### Given problem
Can you write out all the lines word for word, with no pictures?

### Data records
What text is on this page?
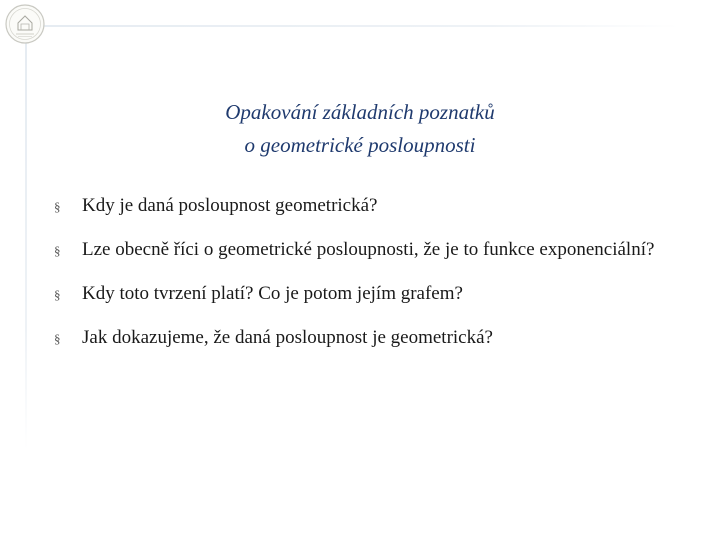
Opakování základních poznatků
o geometrické posloupnosti
§ Kdy je daná posloupnost geometrická?
§ Lze obecně říci o geometrické posloupnosti, že je to funkce exponenciální?
§ Kdy toto tvrzení platí? Co je potom jejím grafem?
§ Jak dokazujeme, že daná posloupnost je geometrická?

### Output for this task
What text is on this page?
Opakování základních poznatků
o geometrické posloupnosti
§ Kdy je daná posloupnost geometrická?
§ Lze obecně říci o geometrické posloupnosti, že je to funkce exponenciální?
§ Kdy toto tvrzení platí? Co je potom jejím grafem?
§ Jak dokazujeme, že daná posloupnost je geometrická?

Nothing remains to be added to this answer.